TASK DIRECTIONS: In the interview below, at what age is the brother who works in a company's personnel department laid off?

SELECTED PASSAGE:
- - - -

Let me ask you right quick whether you see anything today that suggests that any lessons have been learned, or are they as headstrong as they were prior to the collapse?
Taleb: We are worse. Let me explain what I saw before the crisis. There’s fragility, robustness, antifragility. The system with a lot of fragility visibly collapses. That brings fragility.
Moral hazard brings fragility. Asymmetry, someone makes the upside, transferring downside to other, brings fragility. We had that before the crisis, of course, and we have the huge amount of debt mounting in the system, and the problem hasn’t been cured. We’re just transferring private debt into public debt, which is intolerable.
So we are not better off than we were before. We have risks we didn’t have before, and we have, of course, some things have improved a little bit, and we wasted now five years, okay, five years after this crisis patching up and arguing and bickering.
Nobody is – they should sit down and realize that they’re not – people argue about a fiscal cliff, they’re not like two teams trying to score points. They should represent us.
Tavis: Let me come back now, as I said a moment ago, to how this notion of antifragility applies to our everyday lives. You argue in the book that if I spend my life working for one employer in this economy, in this world, I am fragile, but if I find myself into entrepreneurship and I have options and I can maneuver, then I’m antifragile. Tell me more.
Taleb: Exactly. I compare two brothers – one is in London, one is a taxi driver and he has a volatile income, and his brother has, on average, the same income and works in the personnel department of the company.
The same age, in their fifties. The taxi driver has fluctuation, but every day, every bad day he learns something from it that makes him adjust, okay, to for example if he doesn’t have rise in some sector, it forces him to adapt.
So he really is on top of his risk. He sees his risk, he has variations of his income, but nothing can be very severe, because it’s not going to be possible for him to go completely without any ride so long as people take taxis.
His brother, on the other hand, very stable income all his life, working for a same employer, literally, all his adult life, and is laid off at age 53 and three-quarters. When you’re that age, in an economy like the UK or Europe, you don’t – you’re done. Now you have to spend the rest of your life in a state of depression because you can’t find, you’re not used to dealing with the real world.
You have – so what happened was that he was not – he didn’t have a stable income. He had a lot of risk in his income, but the risks were hidden from him, whereas the taxi driver or the freelance person or the – anyone who has a variable income is vastly more protected from deep adversity than someone who has a very steady income.
This you can generalize to a lot of things, like when I compared Italy to Saudi Arabia or Egypt before the Arab Spring. It’s the same thing. I can generalize to about everything. Variability is very good in the long run to mitigate black swan risks, these big, deep crises.
Tavis: So the brother who at 53 lost his job, what might he have done differently?

- - - -

[Records]

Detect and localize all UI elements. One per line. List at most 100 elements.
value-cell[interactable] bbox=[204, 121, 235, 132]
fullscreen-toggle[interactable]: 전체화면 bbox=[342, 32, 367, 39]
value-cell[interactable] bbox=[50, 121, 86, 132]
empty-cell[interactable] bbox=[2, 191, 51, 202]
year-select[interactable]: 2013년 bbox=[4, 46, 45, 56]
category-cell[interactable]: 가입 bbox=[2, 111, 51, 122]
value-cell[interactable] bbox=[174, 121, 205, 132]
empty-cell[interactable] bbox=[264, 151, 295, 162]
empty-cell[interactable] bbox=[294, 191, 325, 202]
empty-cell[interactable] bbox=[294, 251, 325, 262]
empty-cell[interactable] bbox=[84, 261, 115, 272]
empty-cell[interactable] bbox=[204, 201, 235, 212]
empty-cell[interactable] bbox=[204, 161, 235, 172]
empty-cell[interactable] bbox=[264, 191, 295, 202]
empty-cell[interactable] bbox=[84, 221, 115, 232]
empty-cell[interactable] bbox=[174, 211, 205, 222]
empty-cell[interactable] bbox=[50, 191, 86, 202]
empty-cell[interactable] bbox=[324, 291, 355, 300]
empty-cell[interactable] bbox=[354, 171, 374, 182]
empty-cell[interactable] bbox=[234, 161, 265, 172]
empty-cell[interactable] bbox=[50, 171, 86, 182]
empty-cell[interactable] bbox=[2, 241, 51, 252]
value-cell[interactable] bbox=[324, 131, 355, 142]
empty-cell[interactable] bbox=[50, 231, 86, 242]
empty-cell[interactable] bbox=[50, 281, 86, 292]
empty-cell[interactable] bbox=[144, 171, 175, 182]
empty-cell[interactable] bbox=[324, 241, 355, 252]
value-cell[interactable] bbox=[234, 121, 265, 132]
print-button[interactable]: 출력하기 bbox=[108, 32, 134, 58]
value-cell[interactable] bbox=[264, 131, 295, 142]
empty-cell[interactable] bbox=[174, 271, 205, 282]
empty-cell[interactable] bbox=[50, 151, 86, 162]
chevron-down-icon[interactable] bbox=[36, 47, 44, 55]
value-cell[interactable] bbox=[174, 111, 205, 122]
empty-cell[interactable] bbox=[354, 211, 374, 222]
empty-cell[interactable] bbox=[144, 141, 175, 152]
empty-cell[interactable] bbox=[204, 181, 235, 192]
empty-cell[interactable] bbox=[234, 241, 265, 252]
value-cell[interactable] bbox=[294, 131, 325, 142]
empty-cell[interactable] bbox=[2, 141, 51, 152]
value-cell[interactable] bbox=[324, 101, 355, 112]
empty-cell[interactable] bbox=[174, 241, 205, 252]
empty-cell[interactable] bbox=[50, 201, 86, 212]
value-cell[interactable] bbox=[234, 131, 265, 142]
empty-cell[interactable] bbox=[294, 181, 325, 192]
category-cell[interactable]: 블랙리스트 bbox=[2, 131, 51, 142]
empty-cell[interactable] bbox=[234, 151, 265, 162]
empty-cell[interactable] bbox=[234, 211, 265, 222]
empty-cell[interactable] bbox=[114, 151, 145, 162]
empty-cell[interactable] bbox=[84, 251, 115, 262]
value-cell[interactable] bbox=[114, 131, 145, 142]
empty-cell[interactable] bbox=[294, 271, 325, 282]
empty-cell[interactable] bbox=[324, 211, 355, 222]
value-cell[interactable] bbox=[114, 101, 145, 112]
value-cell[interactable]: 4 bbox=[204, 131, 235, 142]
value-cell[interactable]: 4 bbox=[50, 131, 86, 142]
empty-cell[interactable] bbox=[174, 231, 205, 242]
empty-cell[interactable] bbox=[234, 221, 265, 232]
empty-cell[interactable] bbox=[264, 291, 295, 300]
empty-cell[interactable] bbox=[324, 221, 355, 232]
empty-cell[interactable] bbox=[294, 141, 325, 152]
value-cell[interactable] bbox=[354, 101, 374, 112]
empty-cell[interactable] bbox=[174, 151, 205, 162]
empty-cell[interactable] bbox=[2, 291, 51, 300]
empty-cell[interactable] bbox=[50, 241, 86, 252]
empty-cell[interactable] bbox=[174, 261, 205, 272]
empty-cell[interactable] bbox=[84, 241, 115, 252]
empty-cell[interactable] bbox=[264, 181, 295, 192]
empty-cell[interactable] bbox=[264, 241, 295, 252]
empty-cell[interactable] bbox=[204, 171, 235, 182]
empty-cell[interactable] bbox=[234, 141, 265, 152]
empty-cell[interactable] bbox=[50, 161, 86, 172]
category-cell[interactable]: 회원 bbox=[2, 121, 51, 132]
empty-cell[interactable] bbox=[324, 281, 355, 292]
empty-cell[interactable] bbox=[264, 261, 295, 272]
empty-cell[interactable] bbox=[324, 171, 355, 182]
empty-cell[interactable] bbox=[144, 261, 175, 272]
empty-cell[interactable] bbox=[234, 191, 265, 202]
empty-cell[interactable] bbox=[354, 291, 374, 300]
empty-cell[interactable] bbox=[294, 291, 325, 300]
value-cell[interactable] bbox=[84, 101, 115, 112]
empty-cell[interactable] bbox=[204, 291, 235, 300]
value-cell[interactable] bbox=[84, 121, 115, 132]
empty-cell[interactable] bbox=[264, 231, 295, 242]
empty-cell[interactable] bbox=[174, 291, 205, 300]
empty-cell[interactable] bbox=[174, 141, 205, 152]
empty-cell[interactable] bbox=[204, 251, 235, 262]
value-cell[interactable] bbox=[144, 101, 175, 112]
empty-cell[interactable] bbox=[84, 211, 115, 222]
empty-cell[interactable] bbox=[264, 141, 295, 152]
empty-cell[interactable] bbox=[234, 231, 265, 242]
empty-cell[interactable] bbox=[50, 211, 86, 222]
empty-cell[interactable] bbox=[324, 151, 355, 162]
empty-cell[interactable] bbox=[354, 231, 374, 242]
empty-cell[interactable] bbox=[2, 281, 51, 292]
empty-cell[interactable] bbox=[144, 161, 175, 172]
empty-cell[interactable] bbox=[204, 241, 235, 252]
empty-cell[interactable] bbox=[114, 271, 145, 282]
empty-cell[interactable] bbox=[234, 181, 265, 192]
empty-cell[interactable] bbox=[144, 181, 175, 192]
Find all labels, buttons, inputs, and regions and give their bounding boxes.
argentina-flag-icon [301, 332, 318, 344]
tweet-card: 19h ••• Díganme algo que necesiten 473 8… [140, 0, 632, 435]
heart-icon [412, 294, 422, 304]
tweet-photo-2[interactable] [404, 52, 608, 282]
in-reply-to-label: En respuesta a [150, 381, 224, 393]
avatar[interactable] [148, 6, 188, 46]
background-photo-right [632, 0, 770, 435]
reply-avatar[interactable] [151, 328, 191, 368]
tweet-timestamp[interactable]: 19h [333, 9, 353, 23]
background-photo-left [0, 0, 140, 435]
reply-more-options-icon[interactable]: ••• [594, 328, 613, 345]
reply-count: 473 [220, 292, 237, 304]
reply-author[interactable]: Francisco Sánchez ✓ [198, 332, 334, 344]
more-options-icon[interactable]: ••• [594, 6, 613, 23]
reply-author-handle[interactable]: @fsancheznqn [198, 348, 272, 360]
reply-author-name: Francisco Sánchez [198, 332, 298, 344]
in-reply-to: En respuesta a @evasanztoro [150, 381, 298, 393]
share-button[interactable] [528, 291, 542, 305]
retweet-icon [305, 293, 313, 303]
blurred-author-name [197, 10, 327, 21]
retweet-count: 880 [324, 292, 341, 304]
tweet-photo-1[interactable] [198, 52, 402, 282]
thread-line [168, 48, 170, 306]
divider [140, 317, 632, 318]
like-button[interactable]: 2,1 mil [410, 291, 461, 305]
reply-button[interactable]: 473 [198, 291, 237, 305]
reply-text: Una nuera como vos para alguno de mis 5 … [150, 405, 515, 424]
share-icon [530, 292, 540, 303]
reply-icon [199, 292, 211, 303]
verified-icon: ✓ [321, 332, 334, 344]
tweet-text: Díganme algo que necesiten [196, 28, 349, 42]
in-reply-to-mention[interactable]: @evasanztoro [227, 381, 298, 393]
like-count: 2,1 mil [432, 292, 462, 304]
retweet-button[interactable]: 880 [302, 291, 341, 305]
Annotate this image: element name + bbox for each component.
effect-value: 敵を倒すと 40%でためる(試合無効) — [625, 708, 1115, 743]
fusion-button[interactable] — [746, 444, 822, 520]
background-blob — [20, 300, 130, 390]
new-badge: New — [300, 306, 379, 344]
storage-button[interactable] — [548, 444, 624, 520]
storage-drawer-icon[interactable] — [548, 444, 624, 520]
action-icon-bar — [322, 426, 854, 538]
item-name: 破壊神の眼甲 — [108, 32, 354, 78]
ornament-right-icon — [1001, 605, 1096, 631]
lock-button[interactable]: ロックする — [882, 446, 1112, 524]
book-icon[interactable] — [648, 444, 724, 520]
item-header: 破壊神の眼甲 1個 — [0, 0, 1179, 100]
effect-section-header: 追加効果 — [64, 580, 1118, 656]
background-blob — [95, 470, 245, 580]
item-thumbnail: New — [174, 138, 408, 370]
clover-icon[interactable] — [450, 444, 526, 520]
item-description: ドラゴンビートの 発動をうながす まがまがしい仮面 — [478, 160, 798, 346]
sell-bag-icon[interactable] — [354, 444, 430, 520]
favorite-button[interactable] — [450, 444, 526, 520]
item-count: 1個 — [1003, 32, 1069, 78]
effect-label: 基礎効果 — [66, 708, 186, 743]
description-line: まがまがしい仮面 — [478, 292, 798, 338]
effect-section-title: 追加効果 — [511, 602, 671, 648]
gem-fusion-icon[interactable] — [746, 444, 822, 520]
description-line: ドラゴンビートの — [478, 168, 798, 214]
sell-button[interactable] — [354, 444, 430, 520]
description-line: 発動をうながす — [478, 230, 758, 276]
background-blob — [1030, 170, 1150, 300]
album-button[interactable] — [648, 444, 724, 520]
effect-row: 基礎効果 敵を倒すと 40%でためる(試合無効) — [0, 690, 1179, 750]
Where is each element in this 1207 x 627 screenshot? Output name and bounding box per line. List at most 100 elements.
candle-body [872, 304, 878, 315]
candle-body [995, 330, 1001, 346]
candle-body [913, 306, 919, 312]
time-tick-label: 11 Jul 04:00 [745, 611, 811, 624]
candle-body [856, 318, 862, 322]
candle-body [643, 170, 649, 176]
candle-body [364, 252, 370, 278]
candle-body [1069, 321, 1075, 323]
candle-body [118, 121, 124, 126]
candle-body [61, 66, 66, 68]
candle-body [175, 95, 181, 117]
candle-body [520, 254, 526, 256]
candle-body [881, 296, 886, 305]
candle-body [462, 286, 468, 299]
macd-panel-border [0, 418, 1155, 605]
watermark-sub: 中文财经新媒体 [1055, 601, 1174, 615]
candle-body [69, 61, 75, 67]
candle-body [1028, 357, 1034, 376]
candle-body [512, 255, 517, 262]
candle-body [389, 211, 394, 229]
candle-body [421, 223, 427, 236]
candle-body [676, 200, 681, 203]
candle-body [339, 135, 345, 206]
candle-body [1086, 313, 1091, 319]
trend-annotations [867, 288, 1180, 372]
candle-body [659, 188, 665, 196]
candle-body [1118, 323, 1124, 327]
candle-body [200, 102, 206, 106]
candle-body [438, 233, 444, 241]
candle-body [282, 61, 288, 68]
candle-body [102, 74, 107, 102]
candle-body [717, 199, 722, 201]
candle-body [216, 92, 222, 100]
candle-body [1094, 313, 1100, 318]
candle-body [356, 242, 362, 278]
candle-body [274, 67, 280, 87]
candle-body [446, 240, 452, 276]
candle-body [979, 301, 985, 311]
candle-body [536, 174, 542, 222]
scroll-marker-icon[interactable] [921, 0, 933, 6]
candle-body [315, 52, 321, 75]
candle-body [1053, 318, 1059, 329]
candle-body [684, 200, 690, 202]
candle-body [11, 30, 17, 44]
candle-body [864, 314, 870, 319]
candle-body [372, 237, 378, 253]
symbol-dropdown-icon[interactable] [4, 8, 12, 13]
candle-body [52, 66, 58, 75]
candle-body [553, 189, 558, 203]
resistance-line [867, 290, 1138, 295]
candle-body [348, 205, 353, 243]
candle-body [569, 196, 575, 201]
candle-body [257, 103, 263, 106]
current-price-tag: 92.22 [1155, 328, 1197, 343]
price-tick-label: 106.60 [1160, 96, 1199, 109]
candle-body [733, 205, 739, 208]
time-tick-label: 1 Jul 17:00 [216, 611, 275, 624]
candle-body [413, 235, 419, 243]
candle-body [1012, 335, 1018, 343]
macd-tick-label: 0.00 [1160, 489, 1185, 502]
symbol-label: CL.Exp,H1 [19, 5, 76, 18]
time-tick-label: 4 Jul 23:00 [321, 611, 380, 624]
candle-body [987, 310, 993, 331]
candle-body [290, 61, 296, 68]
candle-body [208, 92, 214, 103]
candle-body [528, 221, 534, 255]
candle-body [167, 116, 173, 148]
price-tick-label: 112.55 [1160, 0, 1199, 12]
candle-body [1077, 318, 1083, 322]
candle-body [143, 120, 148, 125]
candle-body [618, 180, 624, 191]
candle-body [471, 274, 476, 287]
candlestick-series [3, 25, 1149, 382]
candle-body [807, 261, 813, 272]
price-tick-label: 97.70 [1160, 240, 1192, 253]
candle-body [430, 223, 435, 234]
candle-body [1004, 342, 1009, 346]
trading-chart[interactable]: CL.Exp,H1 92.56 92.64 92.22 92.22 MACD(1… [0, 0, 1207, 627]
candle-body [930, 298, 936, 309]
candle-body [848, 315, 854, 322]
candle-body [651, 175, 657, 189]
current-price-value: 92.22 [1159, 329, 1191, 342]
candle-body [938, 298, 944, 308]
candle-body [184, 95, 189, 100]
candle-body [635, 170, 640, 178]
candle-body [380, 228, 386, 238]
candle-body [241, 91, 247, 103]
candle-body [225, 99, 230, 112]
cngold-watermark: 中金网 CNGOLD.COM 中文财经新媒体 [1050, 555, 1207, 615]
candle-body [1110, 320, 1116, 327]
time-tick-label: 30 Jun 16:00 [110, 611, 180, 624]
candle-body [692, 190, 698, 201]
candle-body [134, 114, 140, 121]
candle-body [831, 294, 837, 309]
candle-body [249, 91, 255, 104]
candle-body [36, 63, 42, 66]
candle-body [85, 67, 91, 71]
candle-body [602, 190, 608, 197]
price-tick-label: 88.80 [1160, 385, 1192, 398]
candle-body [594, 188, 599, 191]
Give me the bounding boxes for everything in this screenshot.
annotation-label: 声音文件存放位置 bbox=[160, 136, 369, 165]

- - - -

COMPLETE OUTPUT: At 53 and three-quarters.